§ **GIVEN RECORDS**:
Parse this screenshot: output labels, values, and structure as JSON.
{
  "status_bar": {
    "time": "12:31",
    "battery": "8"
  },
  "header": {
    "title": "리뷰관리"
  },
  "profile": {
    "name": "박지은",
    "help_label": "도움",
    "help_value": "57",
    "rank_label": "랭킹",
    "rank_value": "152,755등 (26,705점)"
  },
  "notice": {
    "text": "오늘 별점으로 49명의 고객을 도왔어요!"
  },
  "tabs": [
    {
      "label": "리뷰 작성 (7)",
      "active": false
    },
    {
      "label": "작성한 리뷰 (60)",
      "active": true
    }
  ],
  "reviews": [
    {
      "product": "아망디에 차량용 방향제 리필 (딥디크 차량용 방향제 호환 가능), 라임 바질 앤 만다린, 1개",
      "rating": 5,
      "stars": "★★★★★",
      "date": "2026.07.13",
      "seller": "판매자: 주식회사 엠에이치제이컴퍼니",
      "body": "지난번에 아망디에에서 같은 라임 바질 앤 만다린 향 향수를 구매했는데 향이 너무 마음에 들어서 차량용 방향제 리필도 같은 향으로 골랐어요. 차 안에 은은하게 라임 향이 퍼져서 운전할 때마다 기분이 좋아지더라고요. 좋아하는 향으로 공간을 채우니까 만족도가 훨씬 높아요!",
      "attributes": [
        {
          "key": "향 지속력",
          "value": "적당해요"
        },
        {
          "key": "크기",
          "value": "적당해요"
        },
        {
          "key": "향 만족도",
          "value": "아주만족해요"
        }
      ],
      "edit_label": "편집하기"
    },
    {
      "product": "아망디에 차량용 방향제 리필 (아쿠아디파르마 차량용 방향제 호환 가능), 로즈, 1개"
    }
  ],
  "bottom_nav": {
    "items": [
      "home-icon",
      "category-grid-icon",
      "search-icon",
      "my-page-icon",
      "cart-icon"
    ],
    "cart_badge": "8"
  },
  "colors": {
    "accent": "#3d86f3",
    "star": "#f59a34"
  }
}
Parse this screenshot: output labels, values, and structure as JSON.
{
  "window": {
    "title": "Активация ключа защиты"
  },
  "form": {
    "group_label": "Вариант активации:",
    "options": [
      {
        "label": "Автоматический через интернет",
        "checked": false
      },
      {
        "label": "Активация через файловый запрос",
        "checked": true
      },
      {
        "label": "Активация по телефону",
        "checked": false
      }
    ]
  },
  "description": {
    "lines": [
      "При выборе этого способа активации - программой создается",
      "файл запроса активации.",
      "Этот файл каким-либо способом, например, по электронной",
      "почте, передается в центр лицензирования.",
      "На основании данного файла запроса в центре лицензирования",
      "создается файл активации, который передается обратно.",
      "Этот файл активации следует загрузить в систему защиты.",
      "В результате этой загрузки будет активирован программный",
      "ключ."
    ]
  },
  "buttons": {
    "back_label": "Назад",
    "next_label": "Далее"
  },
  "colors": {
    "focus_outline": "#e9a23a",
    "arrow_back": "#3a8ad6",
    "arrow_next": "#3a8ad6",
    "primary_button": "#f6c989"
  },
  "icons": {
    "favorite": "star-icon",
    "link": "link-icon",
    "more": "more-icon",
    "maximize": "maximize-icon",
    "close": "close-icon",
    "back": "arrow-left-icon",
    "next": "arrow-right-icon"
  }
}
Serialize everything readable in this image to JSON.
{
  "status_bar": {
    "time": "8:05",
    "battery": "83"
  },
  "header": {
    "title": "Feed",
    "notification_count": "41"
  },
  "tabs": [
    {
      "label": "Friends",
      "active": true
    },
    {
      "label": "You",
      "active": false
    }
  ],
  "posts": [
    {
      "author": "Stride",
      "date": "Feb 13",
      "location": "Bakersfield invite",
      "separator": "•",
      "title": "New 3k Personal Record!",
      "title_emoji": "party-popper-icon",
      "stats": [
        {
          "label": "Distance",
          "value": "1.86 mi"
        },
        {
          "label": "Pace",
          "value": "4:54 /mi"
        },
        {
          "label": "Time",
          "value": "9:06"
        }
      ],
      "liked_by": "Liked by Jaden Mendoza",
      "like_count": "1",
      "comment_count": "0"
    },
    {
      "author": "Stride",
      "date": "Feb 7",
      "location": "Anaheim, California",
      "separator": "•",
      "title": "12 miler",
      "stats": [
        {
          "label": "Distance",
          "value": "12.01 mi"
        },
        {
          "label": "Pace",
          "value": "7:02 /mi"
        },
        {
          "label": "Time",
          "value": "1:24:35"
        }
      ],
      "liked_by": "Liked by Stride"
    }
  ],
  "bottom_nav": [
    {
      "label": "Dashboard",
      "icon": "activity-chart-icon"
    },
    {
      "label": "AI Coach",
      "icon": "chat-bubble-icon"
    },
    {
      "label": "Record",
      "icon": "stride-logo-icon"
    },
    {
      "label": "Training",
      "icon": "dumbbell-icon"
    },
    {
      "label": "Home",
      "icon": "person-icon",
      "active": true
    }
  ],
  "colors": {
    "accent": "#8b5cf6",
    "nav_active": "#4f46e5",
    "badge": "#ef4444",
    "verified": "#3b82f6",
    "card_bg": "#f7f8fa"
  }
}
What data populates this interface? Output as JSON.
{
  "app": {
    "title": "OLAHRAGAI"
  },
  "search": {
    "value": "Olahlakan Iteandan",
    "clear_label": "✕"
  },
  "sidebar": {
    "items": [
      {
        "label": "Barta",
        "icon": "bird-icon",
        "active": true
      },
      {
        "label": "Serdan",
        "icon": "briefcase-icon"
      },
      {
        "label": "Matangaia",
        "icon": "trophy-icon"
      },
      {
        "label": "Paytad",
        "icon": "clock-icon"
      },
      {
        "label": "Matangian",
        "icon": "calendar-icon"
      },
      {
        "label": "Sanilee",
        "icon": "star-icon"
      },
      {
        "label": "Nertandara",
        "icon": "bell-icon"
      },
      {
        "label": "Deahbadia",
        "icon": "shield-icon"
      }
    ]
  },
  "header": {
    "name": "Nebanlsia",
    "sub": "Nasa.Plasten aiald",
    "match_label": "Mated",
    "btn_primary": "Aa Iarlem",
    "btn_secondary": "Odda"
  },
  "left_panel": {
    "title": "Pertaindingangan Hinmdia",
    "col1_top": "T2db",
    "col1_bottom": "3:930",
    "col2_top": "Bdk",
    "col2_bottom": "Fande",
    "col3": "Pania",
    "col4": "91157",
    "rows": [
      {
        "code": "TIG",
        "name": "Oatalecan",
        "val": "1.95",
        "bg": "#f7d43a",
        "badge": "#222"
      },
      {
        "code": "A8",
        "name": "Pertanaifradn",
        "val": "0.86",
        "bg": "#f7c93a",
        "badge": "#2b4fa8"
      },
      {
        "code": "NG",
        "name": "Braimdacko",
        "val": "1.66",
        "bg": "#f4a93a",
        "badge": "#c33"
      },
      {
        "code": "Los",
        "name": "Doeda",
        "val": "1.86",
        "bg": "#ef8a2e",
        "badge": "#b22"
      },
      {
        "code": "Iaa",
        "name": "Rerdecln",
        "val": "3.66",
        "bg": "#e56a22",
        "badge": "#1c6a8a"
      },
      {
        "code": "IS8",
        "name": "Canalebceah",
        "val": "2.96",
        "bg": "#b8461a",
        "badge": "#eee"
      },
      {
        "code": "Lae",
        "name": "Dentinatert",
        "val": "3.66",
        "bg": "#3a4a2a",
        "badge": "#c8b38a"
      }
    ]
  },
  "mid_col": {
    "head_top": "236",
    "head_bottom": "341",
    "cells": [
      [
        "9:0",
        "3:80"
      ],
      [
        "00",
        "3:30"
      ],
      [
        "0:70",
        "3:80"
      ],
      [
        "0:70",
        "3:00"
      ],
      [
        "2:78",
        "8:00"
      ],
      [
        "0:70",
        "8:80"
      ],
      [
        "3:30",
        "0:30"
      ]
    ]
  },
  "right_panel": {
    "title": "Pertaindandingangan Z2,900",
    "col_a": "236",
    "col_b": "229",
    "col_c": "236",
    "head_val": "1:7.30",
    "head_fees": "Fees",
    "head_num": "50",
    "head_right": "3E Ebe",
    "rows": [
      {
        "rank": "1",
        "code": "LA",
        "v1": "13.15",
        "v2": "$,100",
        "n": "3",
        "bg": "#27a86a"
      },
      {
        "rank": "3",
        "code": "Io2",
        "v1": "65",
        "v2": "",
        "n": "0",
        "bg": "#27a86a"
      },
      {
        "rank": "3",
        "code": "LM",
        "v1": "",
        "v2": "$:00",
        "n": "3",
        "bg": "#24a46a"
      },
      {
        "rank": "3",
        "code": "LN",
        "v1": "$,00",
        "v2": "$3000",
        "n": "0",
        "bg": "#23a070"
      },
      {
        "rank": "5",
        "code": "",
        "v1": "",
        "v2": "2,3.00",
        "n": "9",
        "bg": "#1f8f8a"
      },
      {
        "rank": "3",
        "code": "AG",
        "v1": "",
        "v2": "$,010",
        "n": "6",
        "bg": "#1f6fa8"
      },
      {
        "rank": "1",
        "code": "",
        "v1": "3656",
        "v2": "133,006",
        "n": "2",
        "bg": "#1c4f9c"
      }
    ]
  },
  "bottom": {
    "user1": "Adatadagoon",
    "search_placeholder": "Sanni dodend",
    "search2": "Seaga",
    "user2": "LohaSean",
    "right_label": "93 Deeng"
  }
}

§ **GIVEN PROBLEM**: Tally the lines of the data that contain the string "Этот" and report the total alone.

§ **THE REPLY**: 2